- Brief -
In your copy, reproduce the entries exactly as they are, minus the images.

[Stored records]

===============

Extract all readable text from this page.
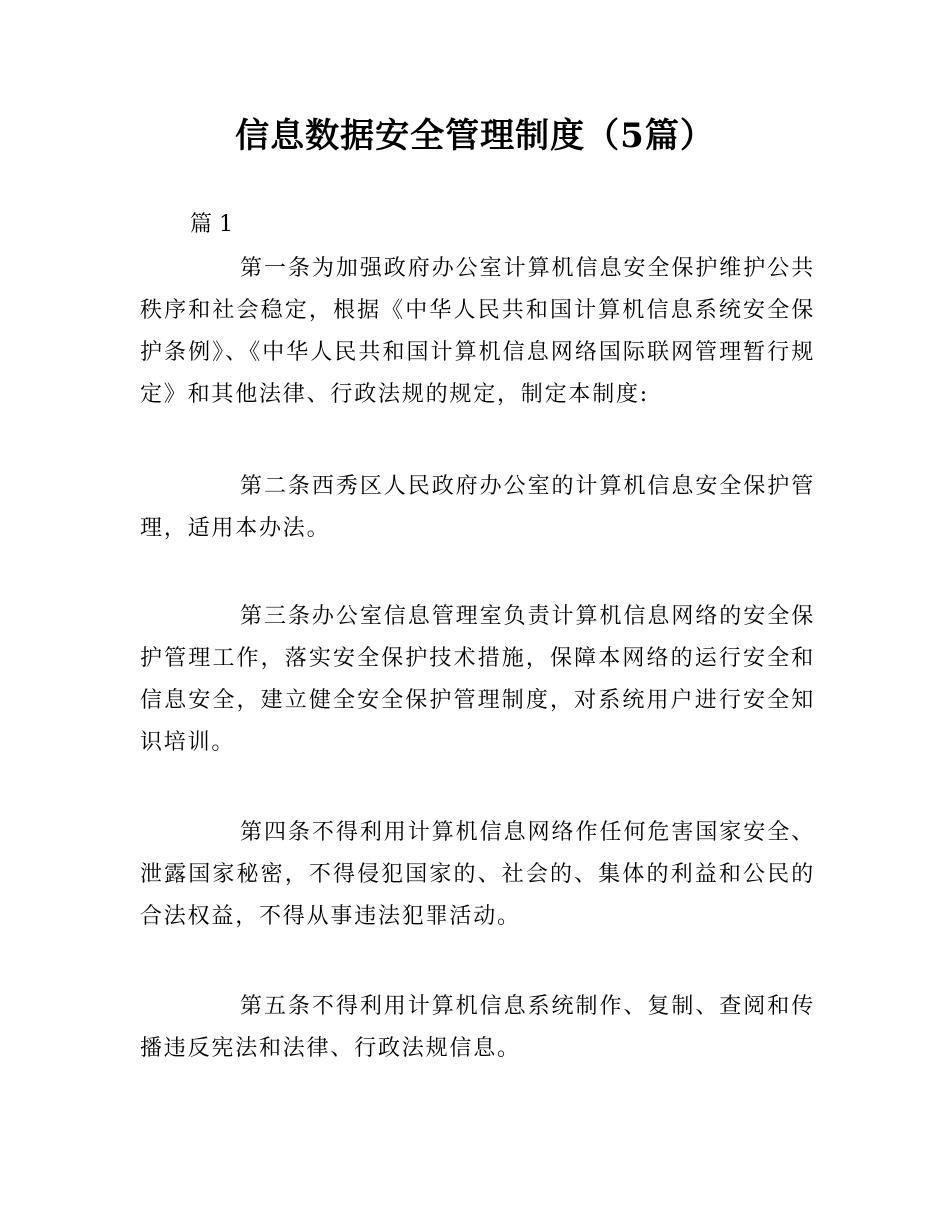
信息数据安全管理制度（5篇）

篇 1

第一条为加强政府办公室计算机信息安全保护维护公共秩序和社会稳定，根据《中华人民共和国计算机信息系统安全保护条例》、《中华人民共和国计算机信息网络国际联网管理暂行规定》和其他法律、行政法规的规定，制定本制度:

第二条西秀区人民政府办公室的计算机信息安全保护管理，适用本办法。

第三条办公室信息管理室负责计算机信息网络的安全保护管理工作，落实安全保护技术措施，保障本网络的运行安全和信息安全，建立健全安全保护管理制度，对系统用户进行安全知识培训。

第四条不得利用计算机信息网络作任何危害国家安全、泄露国家秘密，不得侵犯国家的、社会的、集体的利益和公民的合法权益，不得从事违法犯罪活动。

第五条不得利用计算机信息系统制作、复制、查阅和传播违反宪法和法律、行政法规信息。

===============

- Exercise response -
Extract all readable text from this page.
信息数据安全管理制度（5篇）

篇 1

第一条为加强政府办公室计算机信息安全保护维护公共秩序和社会稳定，根据《中华人民共和国计算机信息系统安全保护条例》、《中华人民共和国计算机信息网络国际联网管理暂行规定》和其他法律、行政法规的规定，制定本制度:

第二条西秀区人民政府办公室的计算机信息安全保护管理，适用本办法。

第三条办公室信息管理室负责计算机信息网络的安全保护管理工作，落实安全保护技术措施，保障本网络的运行安全和信息安全，建立健全安全保护管理制度，对系统用户进行安全知识培训。

第四条不得利用计算机信息网络作任何危害国家安全、泄露国家秘密，不得侵犯国家的、社会的、集体的利益和公民的合法权益，不得从事违法犯罪活动。

第五条不得利用计算机信息系统制作、复制、查阅和传播违反宪法和法律、行政法规信息。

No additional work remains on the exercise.